- [SHORT TASK]
Transcribe each line of the records below exactly, excluding any embedded images.

[Begin DATA ROWS]

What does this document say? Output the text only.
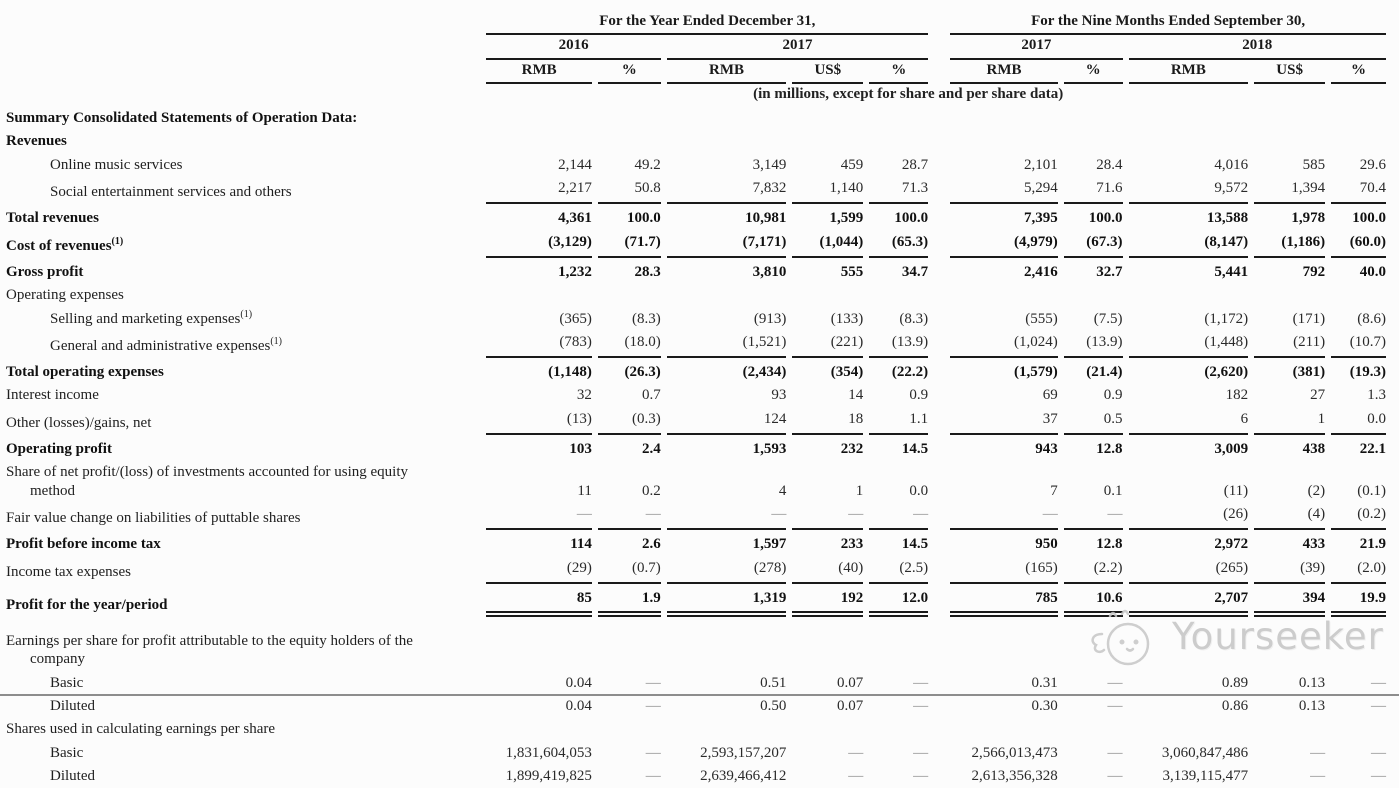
	For the Year Ended December 31,						For the Nine Months Ended September 30,				
	2016		2017				2017		2018		
	RMB	%	RMB	US$	%		RMB	%	RMB	US$	%
	(in millions, except for share and per share data)										
Summary Consolidated Statements of Operation Data:											
Revenues											
Online music services	2,144	49.2	3,149	459	28.7		2,101	28.4	4,016	585	29.6
Social entertainment services and others	2,217	50.8	7,832	1,140	71.3		5,294	71.6	9,572	1,394	70.4
Total revenues	4,361	100.0	10,981	1,599	100.0		7,395	100.0	13,588	1,978	100.0
Cost of revenues$^{(1)}$	(3,129)	(71.7)	(7,171)	(1,044)	(65.3)		(4,979)	(67.3)	(8,147)	(1,186)	(60.0)
Gross profit	1,232	28.3	3,810	555	34.7		2,416	32.7	5,441	792	40.0
Operating expenses											
Selling and marketing expenses$^{(1)}$	(365)	(8.3)	(913)	(133)	(8.3)		(555)	(7.5)	(1,172)	(171)	(8.6)
General and administrative expenses$^{(1)}$	(783)	(18.0)	(1,521)	(221)	(13.9)		(1,024)	(13.9)	(1,448)	(211)	(10.7)
Total operating expenses	(1,148)	(26.3)	(2,434)	(354)	(22.2)		(1,579)	(21.4)	(2,620)	(381)	(19.3)
Interest income	32	0.7	93	14	0.9		69	0.9	182	27	1.3
Other (losses)/gains, net	(13)	(0.3)	124	18	1.1		37	0.5	6	1	0.0
Operating profit	103	2.4	1,593	232	14.5		943	12.8	3,009	438	22.1
Share of net profit/(loss) of investments accounted for using equity
method	11	0.2	4	1	0.0		7	0.1	(11)	(2)	(0.1)
Fair value change on liabilities of puttable shares	—	—	—	—	—		—	—	(26)	(4)	(0.2)
Profit before income tax	114	2.6	1,597	233	14.5		950	12.8	2,972	433	21.9
Income tax expenses	(29)	(0.7)	(278)	(40)	(2.5)		(165)	(2.2)	(265)	(39)	(2.0)
Profit for the year/period	85	1.9	1,319	192	12.0		785	10.6	2,707	394	19.9
Earnings per share for profit attributable to the equity holders of the
company											

Basic	0.04	—	0.51	0.07	—		0.31	—	0.89	0.13	—
Diluted	0.04	—	0.50	0.07	—		0.30	—	0.86	0.13	—
Shares used in calculating earnings per share											
Basic	1,831,604,053	—	2,593,157,207	—	—		2,566,013,473	—	3,060,847,486	—	—
Diluted	1,899,419,825	—	2,639,466,412	—	—		2,613,356,328	—	3,139,115,477	—	—
Yourseeker
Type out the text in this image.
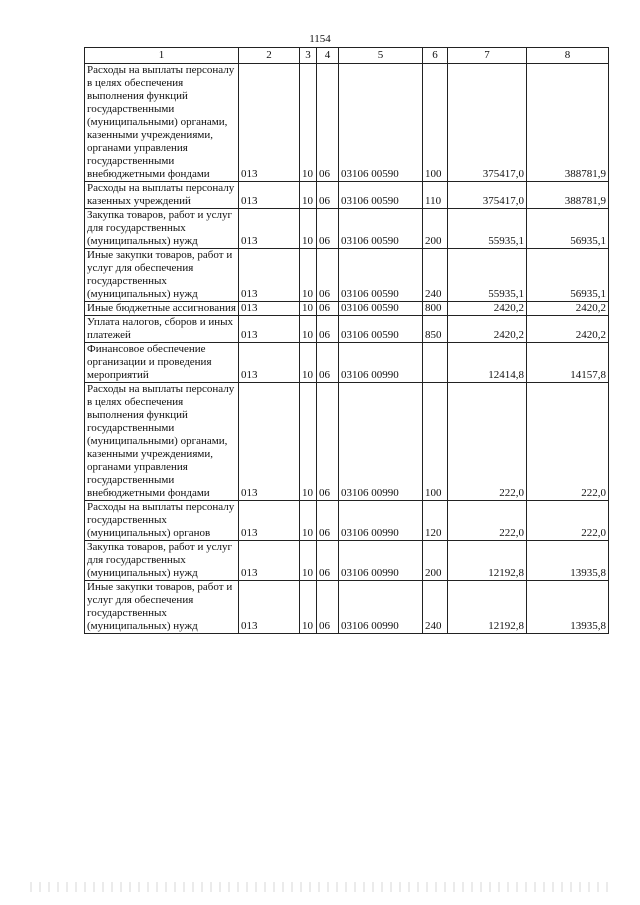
1154
1	2	3	4	5	6	7	8
Расходы на выплаты персоналу в целях обеспечения выполнения функций государственными (муниципальными) органами, казенными учреждениями, органами управления государственными внебюджетными фондами	013	10	06	03106 00590	100	375417,0	388781,9
Расходы на выплаты персоналу казенных учреждений	013	10	06	03106 00590	110	375417,0	388781,9
Закупка товаров, работ и услуг для государственных (муниципальных) нужд	013	10	06	03106 00590	200	55935,1	56935,1
Иные закупки товаров, работ и услуг для обеспечения государственных (муниципальных) нужд	013	10	06	03106 00590	240	55935,1	56935,1
Иные бюджетные ассигнования	013	10	06	03106 00590	800	2420,2	2420,2
Уплата налогов, сборов и иных платежей	013	10	06	03106 00590	850	2420,2	2420,2
Финансовое обеспечение организации и проведения мероприятий	013	10	06	03106 00990		12414,8	14157,8
Расходы на выплаты персоналу в целях обеспечения выполнения функций государственными (муниципальными) органами, казенными учреждениями, органами управления государственными внебюджетными фондами	013	10	06	03106 00990	100	222,0	222,0
Расходы на выплаты персоналу государственных (муниципальных) органов	013	10	06	03106 00990	120	222,0	222,0
Закупка товаров, работ и услуг для государственных (муниципальных) нужд	013	10	06	03106 00990	200	12192,8	13935,8
Иные закупки товаров, работ и услуг для обеспечения государственных (муниципальных) нужд	013	10	06	03106 00990	240	12192,8	13935,8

[End DATA ROWS]

- [ANSWER IN FULL]
What does this document say? Output the text only.
	For the Year Ended December 31,						For the Nine Months Ended September 30,				
	2016		2017				2017		2018		
	RMB	%	RMB	US$	%		RMB	%	RMB	US$	%
	(in millions, except for share and per share data)										
Summary Consolidated Statements of Operation Data:											
Revenues											
Online music services	2,144	49.2	3,149	459	28.7		2,101	28.4	4,016	585	29.6
Social entertainment services and others	2,217	50.8	7,832	1,140	71.3		5,294	71.6	9,572	1,394	70.4
Total revenues	4,361	100.0	10,981	1,599	100.0		7,395	100.0	13,588	1,978	100.0
Cost of revenues$^{(1)}$	(3,129)	(71.7)	(7,171)	(1,044)	(65.3)		(4,979)	(67.3)	(8,147)	(1,186)	(60.0)
Gross profit	1,232	28.3	3,810	555	34.7		2,416	32.7	5,441	792	40.0
Operating expenses											
Selling and marketing expenses$^{(1)}$	(365)	(8.3)	(913)	(133)	(8.3)		(555)	(7.5)	(1,172)	(171)	(8.6)
General and administrative expenses$^{(1)}$	(783)	(18.0)	(1,521)	(221)	(13.9)		(1,024)	(13.9)	(1,448)	(211)	(10.7)
Total operating expenses	(1,148)	(26.3)	(2,434)	(354)	(22.2)		(1,579)	(21.4)	(2,620)	(381)	(19.3)
Interest income	32	0.7	93	14	0.9		69	0.9	182	27	1.3
Other (losses)/gains, net	(13)	(0.3)	124	18	1.1		37	0.5	6	1	0.0
Operating profit	103	2.4	1,593	232	14.5		943	12.8	3,009	438	22.1
Share of net profit/(loss) of investments accounted for using equity
method	11	0.2	4	1	0.0		7	0.1	(11)	(2)	(0.1)
Fair value change on liabilities of puttable shares	—	—	—	—	—		—	—	(26)	(4)	(0.2)
Profit before income tax	114	2.6	1,597	233	14.5		950	12.8	2,972	433	21.9
Income tax expenses	(29)	(0.7)	(278)	(40)	(2.5)		(165)	(2.2)	(265)	(39)	(2.0)
Profit for the year/period	85	1.9	1,319	192	12.0		785	10.6	2,707	394	19.9
Earnings per share for profit attributable to the equity holders of the
company											

Basic	0.04	—	0.51	0.07	—		0.31	—	0.89	0.13	—
Diluted	0.04	—	0.50	0.07	—		0.30	—	0.86	0.13	—
Shares used in calculating earnings per share											
Basic	1,831,604,053	—	2,593,157,207	—	—		2,566,013,473	—	3,060,847,486	—	—
Diluted	1,899,419,825	—	2,639,466,412	—	—		2,613,356,328	—	3,139,115,477	—	—
Yourseeker
Type out the text in this image.
1154
1	2	3	4	5	6	7	8
Расходы на выплаты персоналу в целях обеспечения выполнения функций государственными (муниципальными) органами, казенными учреждениями, органами управления государственными внебюджетными фондами	013	10	06	03106 00590	100	375417,0	388781,9
Расходы на выплаты персоналу казенных учреждений	013	10	06	03106 00590	110	375417,0	388781,9
Закупка товаров, работ и услуг для государственных (муниципальных) нужд	013	10	06	03106 00590	200	55935,1	56935,1
Иные закупки товаров, работ и услуг для обеспечения государственных (муниципальных) нужд	013	10	06	03106 00590	240	55935,1	56935,1
Иные бюджетные ассигнования	013	10	06	03106 00590	800	2420,2	2420,2
Уплата налогов, сборов и иных платежей	013	10	06	03106 00590	850	2420,2	2420,2
Финансовое обеспечение организации и проведения мероприятий	013	10	06	03106 00990		12414,8	14157,8
Расходы на выплаты персоналу в целях обеспечения выполнения функций государственными (муниципальными) органами, казенными учреждениями, органами управления государственными внебюджетными фондами	013	10	06	03106 00990	100	222,0	222,0
Расходы на выплаты персоналу государственных (муниципальных) органов	013	10	06	03106 00990	120	222,0	222,0
Закупка товаров, работ и услуг для государственных (муниципальных) нужд	013	10	06	03106 00990	200	12192,8	13935,8
Иные закупки товаров, работ и услуг для обеспечения государственных (муниципальных) нужд	013	10	06	03106 00990	240	12192,8	13935,8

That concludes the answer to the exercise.